**Extracted information**
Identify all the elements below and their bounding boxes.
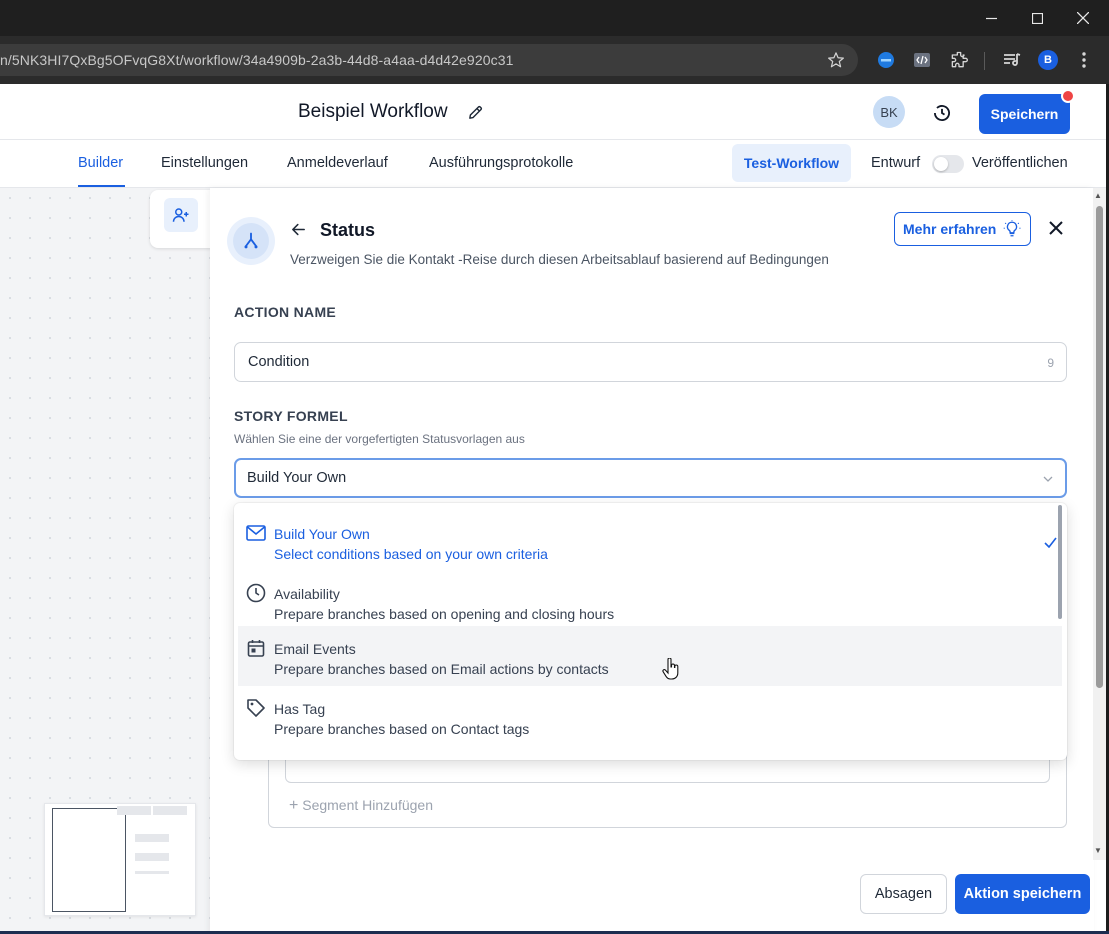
lightbulb-icon [1004, 220, 1021, 237]
minimap-viewport [52, 808, 126, 912]
bookmark-star-icon[interactable] [824, 48, 848, 72]
option-title: Has Tag [274, 701, 326, 717]
option-description: Prepare branches based on Contact tags [274, 721, 530, 737]
story-formula-value: Build Your Own [247, 470, 347, 486]
option-description: Prepare branches based on opening and cl… [274, 606, 615, 622]
panel-subtitle: Verzweigen Sie die Kontakt -Reise durch … [290, 252, 829, 267]
extension-code-icon[interactable] [910, 48, 934, 72]
mail-icon [246, 523, 266, 543]
minimap-node [135, 871, 169, 874]
extensions-puzzle-icon[interactable] [947, 48, 971, 72]
app-header: Beispiel Workflow BK Speichern [0, 84, 1106, 140]
panel-title: Status [320, 220, 376, 240]
scroll-up-icon[interactable]: ▲ [1094, 191, 1102, 200]
calendar-icon [246, 638, 266, 658]
plus-icon: + [289, 797, 299, 814]
option-title: Email Events [274, 641, 356, 657]
browser-toolbar: n/5NK3HI7QxBg5OFvqG8Xt/workflow/34a4909b… [0, 36, 1109, 84]
story-formula-dropdown: Build Your Own Select conditions based o… [234, 503, 1067, 760]
profile-avatar[interactable]: B [1036, 48, 1060, 72]
tab-ausfuehrungsprotokolle[interactable]: Ausführungsprotokolle [429, 155, 573, 171]
maximize-icon[interactable] [1014, 0, 1060, 36]
tag-icon [246, 698, 266, 718]
close-panel-icon[interactable] [1049, 221, 1063, 240]
character-count: 9 [1047, 356, 1054, 370]
minimap-node [153, 806, 187, 815]
publish-label: Veröffentlichen [972, 155, 1068, 171]
story-formula-select[interactable]: Build Your Own [234, 458, 1067, 498]
option-title: Build Your Own [274, 526, 370, 542]
history-icon[interactable] [932, 103, 952, 128]
option-email-events[interactable]: Email Events Prepare branches based on E… [238, 626, 1062, 686]
publish-toggle[interactable] [932, 155, 964, 173]
toggle-knob [934, 157, 948, 171]
save-workflow-button[interactable]: Speichern [979, 94, 1070, 134]
option-description: Select conditions based on your own crit… [274, 546, 548, 562]
learn-more-button[interactable]: Mehr erfahren [894, 212, 1031, 246]
option-has-tag[interactable]: Has Tag Prepare branches based on Contac… [238, 686, 1062, 746]
tab-builder[interactable]: Builder [78, 155, 123, 171]
back-arrow-icon[interactable] [290, 221, 307, 243]
workflow-title: Beispiel Workflow [298, 101, 448, 122]
check-icon [1044, 535, 1057, 553]
browser-menu-icon[interactable] [1072, 48, 1096, 72]
action-name-label: ACTION NAME [234, 304, 337, 320]
option-title: Availability [274, 586, 340, 602]
dropdown-scrollbar[interactable] [1058, 505, 1062, 619]
minimap-node [135, 853, 169, 861]
address-bar[interactable]: n/5NK3HI7QxBg5OFvqG8Xt/workflow/34a4909b… [0, 44, 858, 76]
hand-cursor-icon [662, 657, 680, 685]
add-segment-label: Segment Hinzufügen [302, 797, 433, 813]
tab-einstellungen[interactable]: Einstellungen [161, 155, 248, 171]
action-name-value: Condition [248, 354, 310, 370]
chevron-down-icon [1042, 472, 1054, 490]
active-tab-indicator [78, 185, 125, 187]
workflow-nav: Builder Einstellungen Anmeldeverlauf Aus… [0, 140, 1106, 188]
tab-anmeldeverlauf[interactable]: Anmeldeverlauf [287, 155, 388, 171]
story-formula-hint: Wählen Sie eine der vorgefertigten Statu… [234, 432, 525, 446]
canvas-minimap[interactable] [44, 803, 196, 916]
branch-icon-badge [227, 217, 275, 265]
cancel-button[interactable]: Absagen [860, 874, 947, 914]
minimap-node [135, 834, 169, 842]
option-description: Prepare branches based on Email actions … [274, 661, 609, 677]
browser-titlebar [0, 0, 1109, 36]
save-action-button[interactable]: Aktion speichern [955, 874, 1090, 914]
user-avatar[interactable]: BK [873, 96, 905, 128]
close-window-icon[interactable] [1060, 0, 1106, 36]
minimize-icon[interactable] [968, 0, 1014, 36]
add-contact-icon [164, 198, 198, 232]
add-segment-button[interactable]: + Segment Hinzufügen [289, 797, 433, 815]
test-workflow-button[interactable]: Test-Workflow [732, 144, 851, 182]
action-name-input[interactable]: Condition 9 [234, 342, 1067, 382]
learn-more-label: Mehr erfahren [903, 221, 997, 237]
scroll-down-icon[interactable]: ▼ [1094, 846, 1102, 855]
media-control-icon[interactable] [1000, 48, 1024, 72]
story-formula-label: STORY FORMEL [234, 408, 348, 424]
clock-icon [246, 583, 266, 603]
extension-bluebird-icon[interactable] [874, 48, 898, 72]
minimap-node [117, 806, 151, 815]
edit-pencil-icon[interactable] [467, 104, 484, 126]
panel-scrollbar-thumb[interactable] [1096, 206, 1103, 688]
profile-initial: B [1038, 50, 1058, 70]
toolbar-divider [984, 52, 985, 70]
branch-icon [244, 232, 258, 249]
unsaved-indicator-dot [1061, 89, 1075, 103]
option-build-your-own[interactable]: Build Your Own Select conditions based o… [238, 511, 1062, 571]
url-text: n/5NK3HI7QxBg5OFvqG8Xt/workflow/34a4909b… [0, 52, 514, 68]
draft-label: Entwurf [871, 155, 921, 171]
option-availability[interactable]: Availability Prepare branches based on o… [238, 571, 1062, 631]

**Problem to solve**
Quote every line of the entries above word for word, leaving out the pictures.

**Exercise output**
Identify all the elements below and their bounding boxes.
lightbulb-icon [1004, 220, 1021, 237]
minimap-viewport [52, 808, 126, 912]
bookmark-star-icon[interactable] [824, 48, 848, 72]
option-title: Has Tag [274, 701, 326, 717]
option-description: Prepare branches based on Contact tags [274, 721, 530, 737]
story-formula-value: Build Your Own [247, 470, 347, 486]
option-description: Prepare branches based on opening and cl… [274, 606, 615, 622]
panel-subtitle: Verzweigen Sie die Kontakt -Reise durch … [290, 252, 829, 267]
extension-code-icon[interactable] [910, 48, 934, 72]
mail-icon [246, 523, 266, 543]
minimap-node [135, 871, 169, 874]
extensions-puzzle-icon[interactable] [947, 48, 971, 72]
app-header: Beispiel Workflow BK Speichern [0, 84, 1106, 140]
panel-title: Status [320, 220, 376, 240]
scroll-up-icon[interactable]: ▲ [1094, 191, 1102, 200]
calendar-icon [246, 638, 266, 658]
plus-icon: + [289, 797, 299, 814]
option-title: Email Events [274, 641, 356, 657]
browser-toolbar: n/5NK3HI7QxBg5OFvqG8Xt/workflow/34a4909b… [0, 36, 1109, 84]
story-formula-dropdown: Build Your Own Select conditions based o… [234, 503, 1067, 760]
profile-avatar[interactable]: B [1036, 48, 1060, 72]
tab-ausfuehrungsprotokolle[interactable]: Ausführungsprotokolle [429, 155, 573, 171]
maximize-icon[interactable] [1014, 0, 1060, 36]
tag-icon [246, 698, 266, 718]
close-panel-icon[interactable] [1049, 221, 1063, 240]
character-count: 9 [1047, 356, 1054, 370]
minimap-node [153, 806, 187, 815]
publish-label: Veröffentlichen [972, 155, 1068, 171]
story-formula-select[interactable]: Build Your Own [234, 458, 1067, 498]
option-title: Build Your Own [274, 526, 370, 542]
history-icon[interactable] [932, 103, 952, 128]
option-email-events[interactable]: Email Events Prepare branches based on E… [238, 626, 1062, 686]
publish-toggle[interactable] [932, 155, 964, 173]
toggle-knob [934, 157, 948, 171]
save-workflow-button[interactable]: Speichern [979, 94, 1070, 134]
option-description: Select conditions based on your own crit… [274, 546, 548, 562]
learn-more-button[interactable]: Mehr erfahren [894, 212, 1031, 246]
option-has-tag[interactable]: Has Tag Prepare branches based on Contac… [238, 686, 1062, 746]
tab-builder[interactable]: Builder [78, 155, 123, 171]
back-arrow-icon[interactable] [290, 221, 307, 243]
workflow-title: Beispiel Workflow [298, 101, 448, 122]
check-icon [1044, 535, 1057, 553]
browser-menu-icon[interactable] [1072, 48, 1096, 72]
action-name-label: ACTION NAME [234, 304, 337, 320]
option-title: Availability [274, 586, 340, 602]
dropdown-scrollbar[interactable] [1058, 505, 1062, 619]
minimap-node [135, 853, 169, 861]
address-bar[interactable]: n/5NK3HI7QxBg5OFvqG8Xt/workflow/34a4909b… [0, 44, 858, 76]
hand-cursor-icon [662, 657, 680, 685]
add-segment-label: Segment Hinzufügen [302, 797, 433, 813]
tab-einstellungen[interactable]: Einstellungen [161, 155, 248, 171]
action-name-value: Condition [248, 354, 310, 370]
chevron-down-icon [1042, 472, 1054, 490]
active-tab-indicator [78, 185, 125, 187]
workflow-nav: Builder Einstellungen Anmeldeverlauf Aus… [0, 140, 1106, 188]
tab-anmeldeverlauf[interactable]: Anmeldeverlauf [287, 155, 388, 171]
story-formula-hint: Wählen Sie eine der vorgefertigten Statu… [234, 432, 525, 446]
canvas-minimap[interactable] [44, 803, 196, 916]
branch-icon-badge [227, 217, 275, 265]
cancel-button[interactable]: Absagen [860, 874, 947, 914]
minimap-node [135, 834, 169, 842]
option-description: Prepare branches based on Email actions … [274, 661, 609, 677]
browser-titlebar [0, 0, 1109, 36]
save-action-button[interactable]: Aktion speichern [955, 874, 1090, 914]
user-avatar[interactable]: BK [873, 96, 905, 128]
close-window-icon[interactable] [1060, 0, 1106, 36]
minimize-icon[interactable] [968, 0, 1014, 36]
add-contact-icon [164, 198, 198, 232]
add-segment-button[interactable]: + Segment Hinzufügen [289, 797, 433, 815]
test-workflow-button[interactable]: Test-Workflow [732, 144, 851, 182]
action-name-input[interactable]: Condition 9 [234, 342, 1067, 382]
learn-more-label: Mehr erfahren [903, 221, 997, 237]
scroll-down-icon[interactable]: ▼ [1094, 846, 1102, 855]
media-control-icon[interactable] [1000, 48, 1024, 72]
story-formula-label: STORY FORMEL [234, 408, 348, 424]
clock-icon [246, 583, 266, 603]
extension-bluebird-icon[interactable] [874, 48, 898, 72]
minimap-node [117, 806, 151, 815]
edit-pencil-icon[interactable] [467, 104, 484, 126]
panel-scrollbar-thumb[interactable] [1096, 206, 1103, 688]
profile-initial: B [1038, 50, 1058, 70]
toolbar-divider [984, 52, 985, 70]
branch-icon [244, 232, 258, 249]
unsaved-indicator-dot [1061, 89, 1075, 103]
option-build-your-own[interactable]: Build Your Own Select conditions based o… [238, 511, 1062, 571]
url-text: n/5NK3HI7QxBg5OFvqG8Xt/workflow/34a4909b… [0, 52, 514, 68]
draft-label: Entwurf [871, 155, 921, 171]
option-availability[interactable]: Availability Prepare branches based on o… [238, 571, 1062, 631]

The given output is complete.